_STATED GOAL:_ Copy only what runs from the line containing "Give me a plain-text" through the end of the material below, line for line, with both ends included.

** BEGIN ENTRIES **

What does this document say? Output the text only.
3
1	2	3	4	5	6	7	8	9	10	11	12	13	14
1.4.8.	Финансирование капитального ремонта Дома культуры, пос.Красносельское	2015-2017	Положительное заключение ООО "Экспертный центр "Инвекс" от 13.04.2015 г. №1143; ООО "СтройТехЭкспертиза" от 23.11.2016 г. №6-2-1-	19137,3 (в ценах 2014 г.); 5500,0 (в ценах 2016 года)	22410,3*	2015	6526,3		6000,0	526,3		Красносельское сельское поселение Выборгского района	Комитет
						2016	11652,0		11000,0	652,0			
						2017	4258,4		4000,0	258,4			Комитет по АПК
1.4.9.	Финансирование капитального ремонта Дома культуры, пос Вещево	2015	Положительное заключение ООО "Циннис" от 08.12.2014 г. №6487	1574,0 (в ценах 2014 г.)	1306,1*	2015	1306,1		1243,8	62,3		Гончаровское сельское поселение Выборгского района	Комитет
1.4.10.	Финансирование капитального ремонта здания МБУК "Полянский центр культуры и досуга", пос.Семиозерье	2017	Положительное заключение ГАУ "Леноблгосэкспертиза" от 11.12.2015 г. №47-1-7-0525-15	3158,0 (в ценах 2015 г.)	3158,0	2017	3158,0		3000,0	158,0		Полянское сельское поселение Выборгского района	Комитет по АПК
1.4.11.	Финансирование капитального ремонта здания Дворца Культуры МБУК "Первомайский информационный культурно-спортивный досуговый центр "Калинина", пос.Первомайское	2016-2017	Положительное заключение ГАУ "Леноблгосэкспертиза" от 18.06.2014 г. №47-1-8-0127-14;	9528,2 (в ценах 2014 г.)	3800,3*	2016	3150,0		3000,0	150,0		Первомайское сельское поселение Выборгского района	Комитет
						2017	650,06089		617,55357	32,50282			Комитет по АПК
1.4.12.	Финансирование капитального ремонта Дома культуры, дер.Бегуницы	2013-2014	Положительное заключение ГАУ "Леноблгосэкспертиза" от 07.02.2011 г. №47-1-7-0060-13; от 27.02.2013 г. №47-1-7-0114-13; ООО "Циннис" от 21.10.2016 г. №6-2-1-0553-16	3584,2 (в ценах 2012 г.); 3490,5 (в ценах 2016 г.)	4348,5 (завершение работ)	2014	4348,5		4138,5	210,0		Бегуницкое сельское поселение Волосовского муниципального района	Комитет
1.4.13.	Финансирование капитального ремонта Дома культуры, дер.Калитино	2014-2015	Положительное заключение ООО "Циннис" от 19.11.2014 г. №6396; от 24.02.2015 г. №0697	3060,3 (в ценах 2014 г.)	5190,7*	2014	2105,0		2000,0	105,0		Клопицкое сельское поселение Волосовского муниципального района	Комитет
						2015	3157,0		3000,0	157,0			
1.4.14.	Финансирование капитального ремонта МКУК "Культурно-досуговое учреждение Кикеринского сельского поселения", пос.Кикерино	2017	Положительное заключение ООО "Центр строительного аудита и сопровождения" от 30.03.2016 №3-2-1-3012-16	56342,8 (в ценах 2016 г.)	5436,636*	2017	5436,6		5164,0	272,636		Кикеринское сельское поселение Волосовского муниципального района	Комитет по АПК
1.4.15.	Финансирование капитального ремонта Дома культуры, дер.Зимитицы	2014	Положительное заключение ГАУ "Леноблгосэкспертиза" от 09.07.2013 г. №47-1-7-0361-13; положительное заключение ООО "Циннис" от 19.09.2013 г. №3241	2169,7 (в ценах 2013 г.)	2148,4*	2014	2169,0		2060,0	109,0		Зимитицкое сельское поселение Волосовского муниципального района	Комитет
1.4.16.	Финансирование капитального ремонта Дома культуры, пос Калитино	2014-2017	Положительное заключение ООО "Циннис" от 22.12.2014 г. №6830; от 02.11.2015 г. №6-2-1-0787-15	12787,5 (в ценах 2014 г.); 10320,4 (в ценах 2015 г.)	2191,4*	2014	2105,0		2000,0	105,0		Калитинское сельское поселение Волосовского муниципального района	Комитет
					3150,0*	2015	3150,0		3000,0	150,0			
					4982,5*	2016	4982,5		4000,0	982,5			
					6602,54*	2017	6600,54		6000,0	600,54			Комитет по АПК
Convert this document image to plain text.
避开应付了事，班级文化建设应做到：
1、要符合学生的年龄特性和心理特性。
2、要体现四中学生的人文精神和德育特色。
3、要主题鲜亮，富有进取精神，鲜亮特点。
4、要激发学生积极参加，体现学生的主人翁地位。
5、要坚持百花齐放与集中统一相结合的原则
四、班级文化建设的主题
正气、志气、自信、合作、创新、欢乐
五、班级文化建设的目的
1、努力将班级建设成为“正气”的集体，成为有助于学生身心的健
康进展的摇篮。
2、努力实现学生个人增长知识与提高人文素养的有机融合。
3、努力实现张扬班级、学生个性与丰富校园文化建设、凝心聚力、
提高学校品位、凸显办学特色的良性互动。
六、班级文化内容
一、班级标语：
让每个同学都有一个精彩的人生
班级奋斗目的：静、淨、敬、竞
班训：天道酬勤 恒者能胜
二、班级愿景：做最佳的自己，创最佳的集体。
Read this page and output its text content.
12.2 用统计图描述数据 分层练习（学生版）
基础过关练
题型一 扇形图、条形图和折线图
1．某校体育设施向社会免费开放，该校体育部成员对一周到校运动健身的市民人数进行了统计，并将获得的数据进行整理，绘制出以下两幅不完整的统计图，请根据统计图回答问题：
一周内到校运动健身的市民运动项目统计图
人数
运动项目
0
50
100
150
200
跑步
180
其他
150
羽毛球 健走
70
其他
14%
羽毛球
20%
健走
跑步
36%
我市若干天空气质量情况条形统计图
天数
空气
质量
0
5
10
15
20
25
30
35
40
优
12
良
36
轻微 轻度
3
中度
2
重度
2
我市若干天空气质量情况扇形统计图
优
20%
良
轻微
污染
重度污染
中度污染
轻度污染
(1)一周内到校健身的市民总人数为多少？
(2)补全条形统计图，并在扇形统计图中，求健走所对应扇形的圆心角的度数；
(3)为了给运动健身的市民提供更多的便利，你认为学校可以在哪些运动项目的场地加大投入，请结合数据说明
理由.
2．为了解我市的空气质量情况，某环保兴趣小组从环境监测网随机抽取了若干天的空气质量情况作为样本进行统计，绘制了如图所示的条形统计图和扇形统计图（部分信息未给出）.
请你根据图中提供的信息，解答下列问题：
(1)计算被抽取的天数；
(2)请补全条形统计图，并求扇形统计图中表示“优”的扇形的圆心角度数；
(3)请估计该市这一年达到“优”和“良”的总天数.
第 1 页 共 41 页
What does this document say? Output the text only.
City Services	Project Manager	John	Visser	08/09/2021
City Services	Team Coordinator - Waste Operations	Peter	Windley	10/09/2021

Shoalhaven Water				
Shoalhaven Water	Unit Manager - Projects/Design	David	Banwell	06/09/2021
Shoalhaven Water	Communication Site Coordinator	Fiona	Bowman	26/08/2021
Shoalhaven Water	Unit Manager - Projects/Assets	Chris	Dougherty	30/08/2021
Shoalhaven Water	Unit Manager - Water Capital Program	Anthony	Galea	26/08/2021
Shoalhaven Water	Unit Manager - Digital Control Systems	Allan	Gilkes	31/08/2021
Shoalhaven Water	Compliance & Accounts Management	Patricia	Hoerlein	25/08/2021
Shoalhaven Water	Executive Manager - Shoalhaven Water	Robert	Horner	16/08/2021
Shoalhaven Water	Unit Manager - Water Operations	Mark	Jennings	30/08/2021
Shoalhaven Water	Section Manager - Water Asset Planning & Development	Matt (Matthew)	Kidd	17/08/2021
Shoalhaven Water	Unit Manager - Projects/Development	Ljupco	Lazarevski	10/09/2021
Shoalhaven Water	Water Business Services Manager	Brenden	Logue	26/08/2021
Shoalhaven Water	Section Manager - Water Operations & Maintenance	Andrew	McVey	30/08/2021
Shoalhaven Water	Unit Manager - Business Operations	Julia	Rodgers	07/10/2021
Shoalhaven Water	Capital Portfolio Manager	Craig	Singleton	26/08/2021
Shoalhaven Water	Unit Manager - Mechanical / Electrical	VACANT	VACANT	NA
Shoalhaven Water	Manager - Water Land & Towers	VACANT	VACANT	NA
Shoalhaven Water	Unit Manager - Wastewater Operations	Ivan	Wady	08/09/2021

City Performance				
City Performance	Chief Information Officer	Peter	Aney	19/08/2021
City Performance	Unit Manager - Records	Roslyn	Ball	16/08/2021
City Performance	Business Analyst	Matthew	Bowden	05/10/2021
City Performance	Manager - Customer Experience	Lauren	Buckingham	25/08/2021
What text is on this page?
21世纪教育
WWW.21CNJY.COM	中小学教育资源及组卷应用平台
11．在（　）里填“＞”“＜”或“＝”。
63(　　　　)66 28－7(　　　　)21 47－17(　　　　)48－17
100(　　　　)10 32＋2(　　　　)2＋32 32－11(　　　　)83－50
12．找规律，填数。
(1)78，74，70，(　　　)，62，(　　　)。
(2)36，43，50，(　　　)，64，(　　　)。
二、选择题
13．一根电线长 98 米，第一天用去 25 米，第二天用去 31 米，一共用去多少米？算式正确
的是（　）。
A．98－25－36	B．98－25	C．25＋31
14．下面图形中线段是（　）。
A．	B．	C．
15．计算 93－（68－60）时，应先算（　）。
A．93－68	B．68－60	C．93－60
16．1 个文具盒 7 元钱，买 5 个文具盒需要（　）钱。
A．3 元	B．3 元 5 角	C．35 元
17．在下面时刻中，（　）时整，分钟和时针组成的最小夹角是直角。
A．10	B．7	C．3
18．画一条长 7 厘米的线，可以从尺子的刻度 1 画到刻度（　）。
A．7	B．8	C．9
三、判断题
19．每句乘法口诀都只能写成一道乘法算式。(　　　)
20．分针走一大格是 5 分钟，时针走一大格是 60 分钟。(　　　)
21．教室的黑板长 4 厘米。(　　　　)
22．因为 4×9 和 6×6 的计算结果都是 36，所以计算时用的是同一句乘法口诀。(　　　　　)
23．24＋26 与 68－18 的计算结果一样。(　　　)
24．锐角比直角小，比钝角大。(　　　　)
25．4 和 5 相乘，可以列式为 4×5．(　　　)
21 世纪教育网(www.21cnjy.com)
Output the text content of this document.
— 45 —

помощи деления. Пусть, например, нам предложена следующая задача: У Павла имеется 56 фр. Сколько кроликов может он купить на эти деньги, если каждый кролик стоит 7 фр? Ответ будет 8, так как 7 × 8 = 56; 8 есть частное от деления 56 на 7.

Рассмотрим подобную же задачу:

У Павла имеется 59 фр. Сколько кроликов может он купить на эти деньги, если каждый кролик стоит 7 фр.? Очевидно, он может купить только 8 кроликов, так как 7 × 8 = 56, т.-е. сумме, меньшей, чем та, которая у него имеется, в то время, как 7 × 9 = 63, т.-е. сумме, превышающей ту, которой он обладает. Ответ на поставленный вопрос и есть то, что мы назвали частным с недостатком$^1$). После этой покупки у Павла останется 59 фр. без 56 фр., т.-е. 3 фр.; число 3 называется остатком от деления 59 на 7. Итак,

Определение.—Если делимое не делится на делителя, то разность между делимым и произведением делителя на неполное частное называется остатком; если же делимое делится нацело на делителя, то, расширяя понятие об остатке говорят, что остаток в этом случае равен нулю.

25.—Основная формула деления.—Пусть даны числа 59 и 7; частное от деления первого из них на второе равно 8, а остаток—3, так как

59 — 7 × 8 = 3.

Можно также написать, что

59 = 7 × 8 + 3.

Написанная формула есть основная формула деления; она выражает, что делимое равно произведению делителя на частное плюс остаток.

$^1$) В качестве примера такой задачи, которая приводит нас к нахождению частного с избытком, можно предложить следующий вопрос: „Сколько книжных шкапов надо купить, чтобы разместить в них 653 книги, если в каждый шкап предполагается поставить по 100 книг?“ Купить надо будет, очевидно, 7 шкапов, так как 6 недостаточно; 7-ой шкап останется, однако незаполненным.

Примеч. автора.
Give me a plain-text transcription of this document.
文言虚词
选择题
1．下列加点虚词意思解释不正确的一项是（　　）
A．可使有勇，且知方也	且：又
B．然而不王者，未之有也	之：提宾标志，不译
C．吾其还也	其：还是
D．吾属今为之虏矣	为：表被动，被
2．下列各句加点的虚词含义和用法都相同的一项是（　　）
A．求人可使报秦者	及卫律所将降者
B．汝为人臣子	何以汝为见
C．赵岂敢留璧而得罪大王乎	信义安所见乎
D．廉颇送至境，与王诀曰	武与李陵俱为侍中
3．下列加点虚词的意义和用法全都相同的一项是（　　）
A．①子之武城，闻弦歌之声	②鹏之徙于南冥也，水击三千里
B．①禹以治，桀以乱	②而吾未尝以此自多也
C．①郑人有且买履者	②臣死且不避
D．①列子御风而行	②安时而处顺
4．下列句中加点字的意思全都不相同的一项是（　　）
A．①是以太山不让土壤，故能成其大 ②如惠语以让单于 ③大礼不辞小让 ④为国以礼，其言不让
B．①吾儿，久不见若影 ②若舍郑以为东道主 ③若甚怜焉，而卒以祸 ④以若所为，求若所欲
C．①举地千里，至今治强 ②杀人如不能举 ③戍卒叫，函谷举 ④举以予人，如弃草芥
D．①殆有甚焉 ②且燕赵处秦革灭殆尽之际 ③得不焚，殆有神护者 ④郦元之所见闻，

** END ENTRIES **

_THE ANSWER:_
Give me a plain-text transcription of this document.
文言虚词
选择题
1．下列加点虚词意思解释不正确的一项是（　　）
A．可使有勇，且知方也	且：又
B．然而不王者，未之有也	之：提宾标志，不译
C．吾其还也	其：还是
D．吾属今为之虏矣	为：表被动，被
2．下列各句加点的虚词含义和用法都相同的一项是（　　）
A．求人可使报秦者	及卫律所将降者
B．汝为人臣子	何以汝为见
C．赵岂敢留璧而得罪大王乎	信义安所见乎
D．廉颇送至境，与王诀曰	武与李陵俱为侍中
3．下列加点虚词的意义和用法全都相同的一项是（　　）
A．①子之武城，闻弦歌之声	②鹏之徙于南冥也，水击三千里
B．①禹以治，桀以乱	②而吾未尝以此自多也
C．①郑人有且买履者	②臣死且不避
D．①列子御风而行	②安时而处顺
4．下列句中加点字的意思全都不相同的一项是（　　）
A．①是以太山不让土壤，故能成其大 ②如惠语以让单于 ③大礼不辞小让 ④为国以礼，其言不让
B．①吾儿，久不见若影 ②若舍郑以为东道主 ③若甚怜焉，而卒以祸 ④以若所为，求若所欲
C．①举地千里，至今治强 ②杀人如不能举 ③戍卒叫，函谷举 ④举以予人，如弃草芥
D．①殆有甚焉 ②且燕赵处秦革灭殆尽之际 ③得不焚，殆有神护者 ④郦元之所见闻，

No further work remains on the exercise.